- **Короткое задание 1**: Перечислите все способы, которыми, согласно отрывку о чтении имени «Пакаля», писцы Паленке могли записать слово pakal.
- **Короткое задание 2**: Продолжите отрывок о Пакале и династии Паленке, начиная сразу после его последней фразы.

- **Текст отрывка**:
----------
По возвращении в Нью-Хейвен я наткнулся на то же чтение, не зная, что Дэйв уже успел прочитать имя владыки Паленке. Следующим шагом был поиск слова pakal в моей обширной коллекции словарей языков майя. И вот, как и ожидалось, это слово нашлось на обороте девяносто седьмого листа Венского словаря XVI века, одного из самых ранних словарей юкатекского, переведенное как «щит».
При сопоставлении различных способов написания имени «Пакаля» можно увидеть, как писцы Паленке любили играть со своей письменностью, комбинируя логографические (семантические) и слоговые знаки. Слово pakal они могли записать чисто логографически, используя изображение щита, или чисто слоговым способом, или логосиллабически, добавляя знак la в качестве фонетического подтверждения и указывая, что знак в виде щита заканчивается на — l. Все это было знакомо Флойду, знавшему клинописные письменности Старого Света, и египтологам, начиная с Шампольона.
Кем был К’инич-«Пакаль»? Записи о нем встречаются в нескольких местах, например, на трех больших панелях, вмурованных в заднюю стену верхнего здания пирамиды; отсюда и название — Храм Надписей. Но самым естественным местом для поиска истории и предков «Пакаля» была надпись на торце крышки саркофага, так как уже было известно, что текст открывался датой его рождения 9.8.9.13.0 8 Ахав 13 Поп (26 марта 603 года), а следом шли другие имена и даты. И после круглого стола в Паленке Флойд начал работать над текстом на крышке, опубликовав свои выводы в материалах конференции в следующем году{253}.
Две проблемы встали перед ним в ходе работы. Одна проблема заключалась в том, что предшественники «Пакаля» были еще неизвестны, поскольку на кухне у Мерл была изучена только поздняя часть династии. Другая — что два имени («Пакаль» и еще одно) были связаны с различными датами и несколькими «иероглифами событий», причем без всякой логики.
Флойд нашел решение, показав, что «иероглифы событий», центральным элементом которых был знак с пятью точками внутри, сочетались с «конечными датами», то есть записывали смерть человека. Одним махом он решил дилемму: было два «Пакаля», а не один, а также два других персонажа с одинаковым именем. Таким образом, прочие люди, названные на крышке саркофага, оказались предками «Пакаля»: его мать Сак-К’ук’ («Белый Кецаль»), его дед по материнской линии, «Пакаль I», и остальные предки, генеалогия которых уходит вглубь до 524 года.
----------
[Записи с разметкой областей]
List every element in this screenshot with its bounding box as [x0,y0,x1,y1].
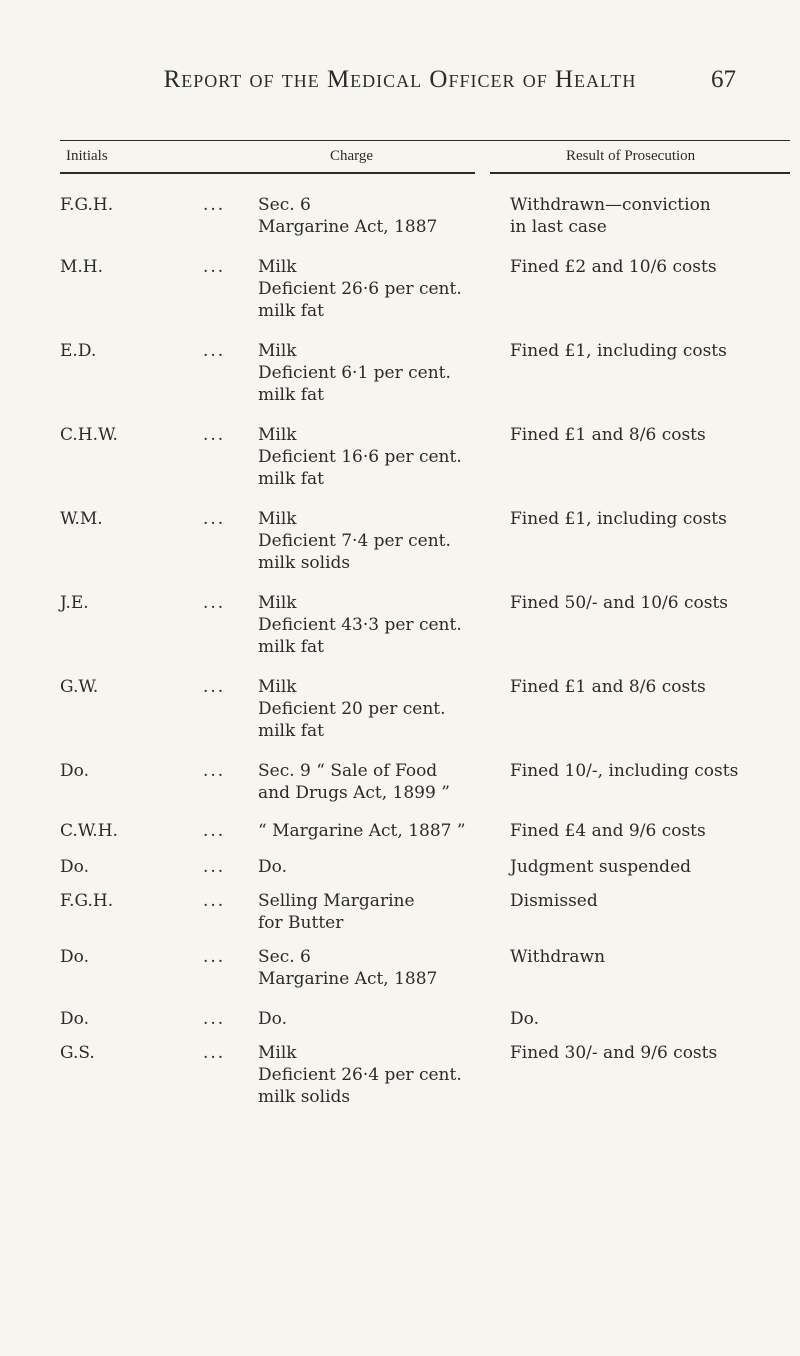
charge-line: Sec. 9 “ Sale of Food [258,761,438,781]
row-initials: Do. [60,761,89,781]
column-header-result: Result of Prosecution [566,148,696,164]
result-line: Do. [510,1009,539,1029]
charge-line: Milk [258,257,297,277]
charge-line: Deficient 6·1 per cent. [258,363,451,383]
charge-line: Sec. 6 [258,195,311,215]
row-leader-dots: ... [203,195,226,215]
charge-line: Deficient 7·4 per cent. [258,531,451,551]
charge-line: milk fat [258,301,324,321]
result-line: Dismissed [510,891,598,911]
charge-line: Deficient 20 per cent. [258,699,446,719]
result-line: Fined 10/-, including costs [510,761,739,781]
row-result [510,194,790,238]
row-charge [258,856,498,878]
row-result [510,760,790,782]
row-leader-dots: ... [203,257,226,277]
charge-line: Milk [258,677,297,697]
row-leader-dots: ... [203,677,226,697]
charge-line: milk fat [258,385,324,405]
row-initials: G.W. [60,677,99,697]
charge-line: Milk [258,1043,297,1063]
charge-line: Do. [258,857,287,877]
row-charge [258,194,498,238]
row-leader-dots: ... [203,341,226,361]
column-header-initials: Initials [66,148,108,164]
row-leader-dots: ... [203,593,226,613]
row-initials: J.E. [60,593,89,613]
row-result [510,256,790,278]
charge-line: Deficient 26·6 per cent. [258,279,462,299]
result-line: Fined 50/- and 10/6 costs [510,593,729,613]
charge-line: milk fat [258,721,324,741]
result-line: in last case [510,217,607,237]
row-charge [258,256,498,322]
charge-line: Sec. 6 [258,947,311,967]
row-result [510,856,790,878]
row-result [510,592,790,614]
row-leader-dots: ... [203,947,226,967]
charge-line: Selling Margarine [258,891,415,911]
row-charge [258,424,498,490]
row-initials: E.D. [60,341,97,361]
row-charge [258,592,498,658]
column-header-charge: Charge [330,148,374,164]
charge-line: Milk [258,593,297,613]
result-line: Withdrawn [510,947,606,967]
row-initials: G.S. [60,1043,95,1063]
result-line: Fined £1 and 8/6 costs [510,677,706,697]
row-charge [258,820,498,842]
row-leader-dots: ... [203,761,226,781]
result-line: Fined 30/- and 9/6 costs [510,1043,718,1063]
row-initials: C.W.H. [60,821,118,841]
row-charge [258,760,498,804]
row-initials: C.H.W. [60,425,118,445]
charge-line: Margarine Act, 1887 [258,217,438,237]
row-leader-dots: ... [203,1043,226,1063]
charge-line: and Drugs Act, 1899 ” [258,783,450,803]
row-charge [258,946,498,990]
row-result [510,820,790,842]
charge-line: for Butter [258,913,344,933]
row-result [510,890,790,912]
row-leader-dots: ... [203,425,226,445]
charge-line: Do. [258,1009,287,1029]
row-leader-dots: ... [203,857,226,877]
charge-line: Milk [258,425,297,445]
page-title: Report of the Medical Officer of Health [163,66,637,93]
row-leader-dots: ... [203,509,226,529]
row-result [510,946,790,968]
charge-line: milk solids [258,1087,351,1107]
page-number: 67 [711,66,736,93]
row-initials: W.M. [60,509,103,529]
row-charge [258,508,498,574]
row-result [510,1042,790,1064]
charge-line: milk fat [258,469,324,489]
row-result [510,424,790,446]
result-line: Fined £1 and 8/6 costs [510,425,706,445]
row-initials: M.H. [60,257,104,277]
charge-line: Deficient 43·3 per cent. [258,615,462,635]
charge-line: Milk [258,509,297,529]
page-header [0,62,800,102]
charge-line: milk fat [258,637,324,657]
result-line: Fined £1, including costs [510,341,727,361]
row-result [510,340,790,362]
row-leader-dots: ... [203,1009,226,1029]
row-charge [258,890,498,934]
charge-line: milk solids [258,553,351,573]
result-line: Fined £1, including costs [510,509,727,529]
row-charge [258,340,498,406]
charge-line: Deficient 26·4 per cent. [258,1065,462,1085]
row-charge [258,676,498,742]
charge-line: Deficient 16·6 per cent. [258,447,462,467]
row-result [510,508,790,530]
row-initials: F.G.H. [60,891,114,911]
result-line: Withdrawn—conviction [510,195,711,215]
result-line: Fined £2 and 10/6 costs [510,257,717,277]
row-charge [258,1008,498,1030]
row-initials: Do. [60,947,89,967]
row-initials: Do. [60,857,89,877]
charge-line: Margarine Act, 1887 [258,969,438,989]
row-leader-dots: ... [203,891,226,911]
charge-line: “ Margarine Act, 1887 ” [258,821,466,841]
row-charge [258,1042,498,1108]
row-initials: F.G.H. [60,195,114,215]
row-result [510,676,790,698]
result-line: Fined £4 and 9/6 costs [510,821,706,841]
row-leader-dots: ... [203,821,226,841]
row-initials: Do. [60,1009,89,1029]
column-headers [0,138,800,178]
result-line: Judgment suspended [510,857,692,877]
row-result [510,1008,790,1030]
charge-line: Milk [258,341,297,361]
----------
- **Ожидаемый ответ 1**:
Чисто логографически, изображением щита.
Чисто слоговым способом.
Логосиллабически, с добавлением знака la как фонетического подтверждения.

- **Ожидаемый ответ 2**:
Самодержцы майя гордились голубой кровью, как любой европейский король. Чтобы продемонстрировать законные права даже в загробной жизни, К’инич-«Пакаль» повелел разместить рельефы некоторых предшественников на внешней стороне своего каменного гроба. Каждый предок предстает перед особым видом дерева или растения. И хотя ни один из родителей «Пакаля» не управлял городом-государством Паленке, пусть даже его мать Сак-К’ук’ и была дочерью «Пакаля I», их изображения находятся на обеих сторонах саркофага[146]. Вся погребальная камера является аналогом родовых портретных галерей знатнейших домов Англии.
Благодаря тщательным исследованиям архитектуры Паленке, проведенным Мерл и Линдой, мы много знаем о строительных проектах его правителей, чего нельзя сказать о других городах майя. «Пакаль Великий» начал свою строительную карьеру в 647 году и продолжал патронировать большинство «домов» или сооружений Дворца, но его величайшим достижением стал погребальный памятник — Храм Надписей. Архитектурные свершения Кан-Балама, его сына и преемника, прежде всего «Группа Креста», в равной степени поразительны, но эта история будет изложена позже.
На каждое действие есть свое противодействие, гласит третий закон Ньютона. Противодействие первому Паленкскому круглому столу началось еще до его начала. Штормовое предупреждение нам поступило уже тогда, когда Альберто Рус не смог присутствовать ни на одном заседании, хотя его и пригласили. Более того, не было ни одного археолога из Института антропологии и истории, ни одного студента из университета или из огромной Школы антропологии в Мехико. По общему признанию, исследования майя никогда не были сильной стороной Мексики, и почти все великие мексиканские антропологи последнего столетия сосредоточились на изучении сапотеков, миштеков и астеков, оставив майя иностранным исследователям. Но учинить полный бойкот!.. Такого еще никогда не бывало. Нет ни малейших сомнений, что он был организован Русом.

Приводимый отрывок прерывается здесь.